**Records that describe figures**
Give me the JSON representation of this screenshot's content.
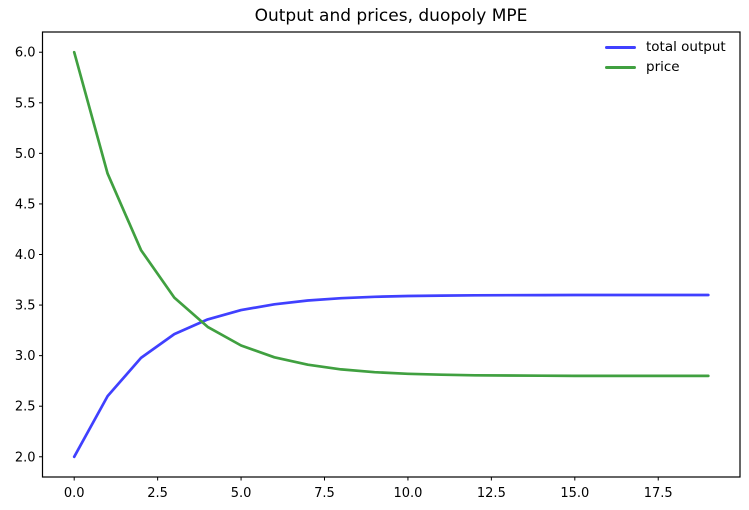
{
  "chart_data": {
    "type": "line",
    "title": "Output and prices, duopoly MPE",
    "xlabel": "",
    "ylabel": "",
    "grid": false,
    "x": [
      0,
      1,
      2,
      3,
      4,
      5,
      6,
      7,
      8,
      9,
      10,
      11,
      12,
      13,
      14,
      15,
      16,
      17,
      18,
      19
    ],
    "series": [
      {
        "name": "total output",
        "color": "#4040ff",
        "values": [
          2.0,
          2.6,
          2.978,
          3.213,
          3.358,
          3.45,
          3.508,
          3.545,
          3.568,
          3.582,
          3.59,
          3.594,
          3.597,
          3.598,
          3.599,
          3.6,
          3.6,
          3.6,
          3.6,
          3.6
        ]
      },
      {
        "name": "price",
        "color": "#40a040",
        "values": [
          6.0,
          4.8,
          4.044,
          3.574,
          3.284,
          3.1,
          2.984,
          2.91,
          2.864,
          2.836,
          2.82,
          2.812,
          2.806,
          2.804,
          2.802,
          2.8,
          2.8,
          2.8,
          2.8,
          2.8
        ]
      }
    ],
    "xlim": [
      -0.95,
      19.95
    ],
    "ylim": [
      1.8,
      6.2
    ],
    "xticks": {
      "values": [
        0,
        2.5,
        5,
        7.5,
        10,
        12.5,
        15,
        17.5
      ],
      "labels": [
        "0.0",
        "2.5",
        "5.0",
        "7.5",
        "10.0",
        "12.5",
        "15.0",
        "17.5"
      ]
    },
    "yticks": {
      "values": [
        2.0,
        2.5,
        3.0,
        3.5,
        4.0,
        4.5,
        5.0,
        5.5,
        6.0
      ],
      "labels": [
        "2.0",
        "2.5",
        "3.0",
        "3.5",
        "4.0",
        "4.5",
        "5.0",
        "5.5",
        "6.0"
      ]
    },
    "legend": {
      "position": "upper right",
      "frame": false
    },
    "colors": {
      "spine": "#000000",
      "tick_label": "#000000",
      "background": "#ffffff"
    }
  }
}
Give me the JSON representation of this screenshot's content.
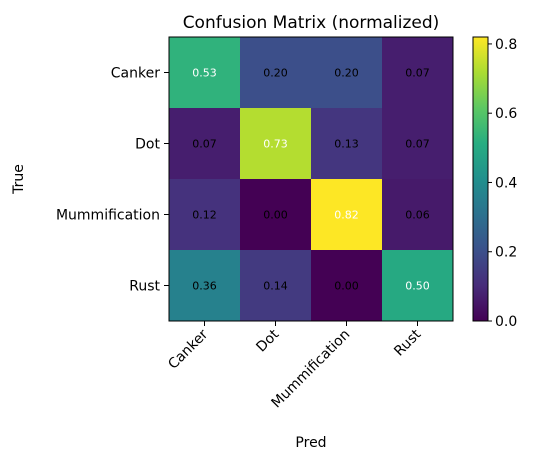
{
  "chart_data": {
    "type": "heatmap",
    "title": "Confusion Matrix (normalized)",
    "xlabel": "Pred",
    "ylabel": "True",
    "x_categories": [
      "Canker",
      "Dot",
      "Mummification",
      "Rust"
    ],
    "y_categories": [
      "Canker",
      "Dot",
      "Mummification",
      "Rust"
    ],
    "values": [
      [
        0.53,
        0.2,
        0.2,
        0.07
      ],
      [
        0.07,
        0.73,
        0.13,
        0.07
      ],
      [
        0.12,
        0.0,
        0.82,
        0.06
      ],
      [
        0.36,
        0.14,
        0.0,
        0.5
      ]
    ],
    "cell_labels": [
      [
        "0.53",
        "0.20",
        "0.20",
        "0.07"
      ],
      [
        "0.07",
        "0.73",
        "0.13",
        "0.07"
      ],
      [
        "0.12",
        "0.00",
        "0.82",
        "0.06"
      ],
      [
        "0.36",
        "0.14",
        "0.00",
        "0.50"
      ]
    ],
    "colormap": "viridis",
    "vmin": 0.0,
    "vmax": 0.82,
    "colorbar_ticks": [
      "0.0",
      "0.2",
      "0.4",
      "0.6",
      "0.8"
    ],
    "colorbar_tick_values": [
      0.0,
      0.2,
      0.4,
      0.6,
      0.8
    ],
    "grid": false
  }
}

**WORK REQUIRED**
Ignore the images and quote every line of the listing exactly.

**THE COMPLETED TASK**
Give me the JSON representation of this screenshot's content.
{
  "chart_data": {
    "type": "line",
    "title": "Output and prices, duopoly MPE",
    "xlabel": "",
    "ylabel": "",
    "grid": false,
    "x": [
      0,
      1,
      2,
      3,
      4,
      5,
      6,
      7,
      8,
      9,
      10,
      11,
      12,
      13,
      14,
      15,
      16,
      17,
      18,
      19
    ],
    "series": [
      {
        "name": "total output",
        "color": "#4040ff",
        "values": [
          2.0,
          2.6,
          2.978,
          3.213,
          3.358,
          3.45,
          3.508,
          3.545,
          3.568,
          3.582,
          3.59,
          3.594,
          3.597,
          3.598,
          3.599,
          3.6,
          3.6,
          3.6,
          3.6,
          3.6
        ]
      },
      {
        "name": "price",
        "color": "#40a040",
        "values": [
          6.0,
          4.8,
          4.044,
          3.574,
          3.284,
          3.1,
          2.984,
          2.91,
          2.864,
          2.836,
          2.82,
          2.812,
          2.806,
          2.804,
          2.802,
          2.8,
          2.8,
          2.8,
          2.8,
          2.8
        ]
      }
    ],
    "xlim": [
      -0.95,
      19.95
    ],
    "ylim": [
      1.8,
      6.2
    ],
    "xticks": {
      "values": [
        0,
        2.5,
        5,
        7.5,
        10,
        12.5,
        15,
        17.5
      ],
      "labels": [
        "0.0",
        "2.5",
        "5.0",
        "7.5",
        "10.0",
        "12.5",
        "15.0",
        "17.5"
      ]
    },
    "yticks": {
      "values": [
        2.0,
        2.5,
        3.0,
        3.5,
        4.0,
        4.5,
        5.0,
        5.5,
        6.0
      ],
      "labels": [
        "2.0",
        "2.5",
        "3.0",
        "3.5",
        "4.0",
        "4.5",
        "5.0",
        "5.5",
        "6.0"
      ]
    },
    "legend": {
      "position": "upper right",
      "frame": false
    },
    "colors": {
      "spine": "#000000",
      "tick_label": "#000000",
      "background": "#ffffff"
    }
  }
}
Give me the JSON representation of this screenshot's content.
{
  "chart_data": {
    "type": "heatmap",
    "title": "Confusion Matrix (normalized)",
    "xlabel": "Pred",
    "ylabel": "True",
    "x_categories": [
      "Canker",
      "Dot",
      "Mummification",
      "Rust"
    ],
    "y_categories": [
      "Canker",
      "Dot",
      "Mummification",
      "Rust"
    ],
    "values": [
      [
        0.53,
        0.2,
        0.2,
        0.07
      ],
      [
        0.07,
        0.73,
        0.13,
        0.07
      ],
      [
        0.12,
        0.0,
        0.82,
        0.06
      ],
      [
        0.36,
        0.14,
        0.0,
        0.5
      ]
    ],
    "cell_labels": [
      [
        "0.53",
        "0.20",
        "0.20",
        "0.07"
      ],
      [
        "0.07",
        "0.73",
        "0.13",
        "0.07"
      ],
      [
        "0.12",
        "0.00",
        "0.82",
        "0.06"
      ],
      [
        "0.36",
        "0.14",
        "0.00",
        "0.50"
      ]
    ],
    "colormap": "viridis",
    "vmin": 0.0,
    "vmax": 0.82,
    "colorbar_ticks": [
      "0.0",
      "0.2",
      "0.4",
      "0.6",
      "0.8"
    ],
    "colorbar_tick_values": [
      0.0,
      0.2,
      0.4,
      0.6,
      0.8
    ],
    "grid": false
  }
}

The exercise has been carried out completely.